--- begin DATA SHOWN ---

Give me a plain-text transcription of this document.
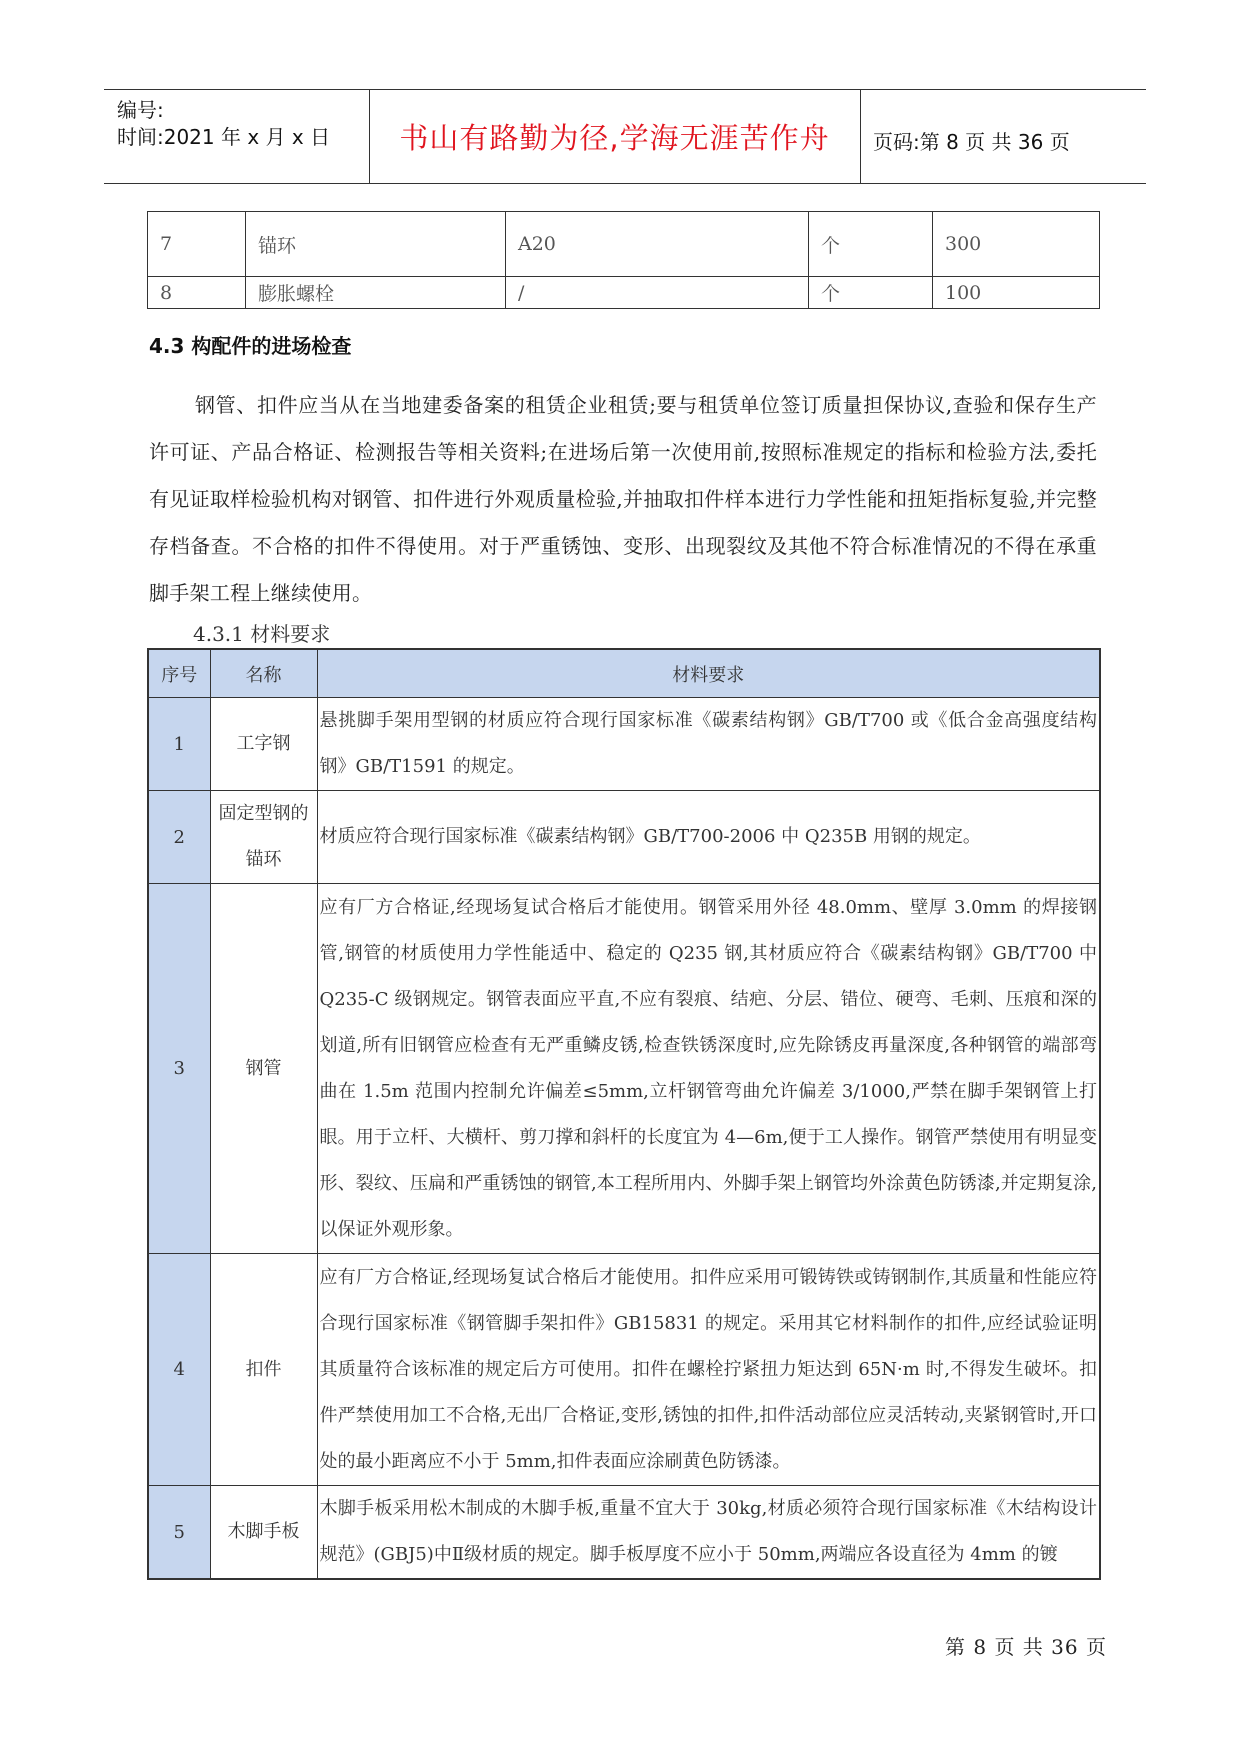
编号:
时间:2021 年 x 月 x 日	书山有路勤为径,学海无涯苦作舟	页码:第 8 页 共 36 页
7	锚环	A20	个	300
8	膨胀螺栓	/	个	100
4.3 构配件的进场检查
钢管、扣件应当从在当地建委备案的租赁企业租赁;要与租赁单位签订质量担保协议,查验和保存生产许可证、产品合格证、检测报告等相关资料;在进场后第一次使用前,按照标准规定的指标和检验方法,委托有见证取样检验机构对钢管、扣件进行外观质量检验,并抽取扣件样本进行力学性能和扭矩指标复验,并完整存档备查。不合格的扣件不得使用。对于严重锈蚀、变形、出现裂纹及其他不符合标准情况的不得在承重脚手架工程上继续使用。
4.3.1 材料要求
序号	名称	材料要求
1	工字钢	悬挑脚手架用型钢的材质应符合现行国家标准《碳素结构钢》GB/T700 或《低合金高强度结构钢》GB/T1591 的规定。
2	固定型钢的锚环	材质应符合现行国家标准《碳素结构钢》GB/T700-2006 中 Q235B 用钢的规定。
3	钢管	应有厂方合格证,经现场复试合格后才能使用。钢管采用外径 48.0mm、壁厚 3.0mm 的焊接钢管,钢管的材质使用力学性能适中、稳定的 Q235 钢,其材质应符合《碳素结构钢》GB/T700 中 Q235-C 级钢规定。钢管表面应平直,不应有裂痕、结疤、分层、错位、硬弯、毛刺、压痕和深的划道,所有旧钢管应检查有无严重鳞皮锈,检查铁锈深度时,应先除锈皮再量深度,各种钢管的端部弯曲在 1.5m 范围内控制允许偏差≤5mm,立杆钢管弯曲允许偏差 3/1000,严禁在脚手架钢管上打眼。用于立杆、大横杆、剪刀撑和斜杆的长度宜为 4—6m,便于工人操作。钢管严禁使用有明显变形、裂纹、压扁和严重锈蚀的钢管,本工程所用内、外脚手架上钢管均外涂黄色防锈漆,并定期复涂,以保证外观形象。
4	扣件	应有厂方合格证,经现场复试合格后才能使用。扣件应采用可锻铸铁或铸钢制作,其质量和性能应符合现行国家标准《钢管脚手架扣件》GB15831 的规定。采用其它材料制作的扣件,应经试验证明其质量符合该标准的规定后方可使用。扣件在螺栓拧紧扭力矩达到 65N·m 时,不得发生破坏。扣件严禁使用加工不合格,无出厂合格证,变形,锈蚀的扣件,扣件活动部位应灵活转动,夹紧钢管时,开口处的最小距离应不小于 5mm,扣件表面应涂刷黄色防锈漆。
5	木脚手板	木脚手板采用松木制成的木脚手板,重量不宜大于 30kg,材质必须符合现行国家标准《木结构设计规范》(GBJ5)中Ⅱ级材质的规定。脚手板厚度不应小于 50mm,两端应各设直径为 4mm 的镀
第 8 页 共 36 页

--- end DATA SHOWN ---

▶ INSTRUCTIONS FOR THE TASK
Using the listing above, gather each line that holds the string "碳素结构钢" and copy it.

▶ THE ANSWER
1	工字钢	悬挑脚手架用型钢的材质应符合现行国家标准《碳素结构钢》GB/T700 或《低合金高强度结构钢》GB/T1591 的规定。
2	固定型钢的锚环	材质应符合现行国家标准《碳素结构钢》GB/T700-2006 中 Q235B 用钢的规定。
3	钢管	应有厂方合格证,经现场复试合格后才能使用。钢管采用外径 48.0mm、壁厚 3.0mm 的焊接钢管,钢管的材质使用力学性能适中、稳定的 Q235 钢,其材质应符合《碳素结构钢》GB/T700 中 Q235-C 级钢规定。钢管表面应平直,不应有裂痕、结疤、分层、错位、硬弯、毛刺、压痕和深的划道,所有旧钢管应检查有无严重鳞皮锈,检查铁锈深度时,应先除锈皮再量深度,各种钢管的端部弯曲在 1.5m 范围内控制允许偏差≤5mm,立杆钢管弯曲允许偏差 3/1000,严禁在脚手架钢管上打眼。用于立杆、大横杆、剪刀撑和斜杆的长度宜为 4—6m,便于工人操作。钢管严禁使用有明显变形、裂纹、压扁和严重锈蚀的钢管,本工程所用内、外脚手架上钢管均外涂黄色防锈漆,并定期复涂,以保证外观形象。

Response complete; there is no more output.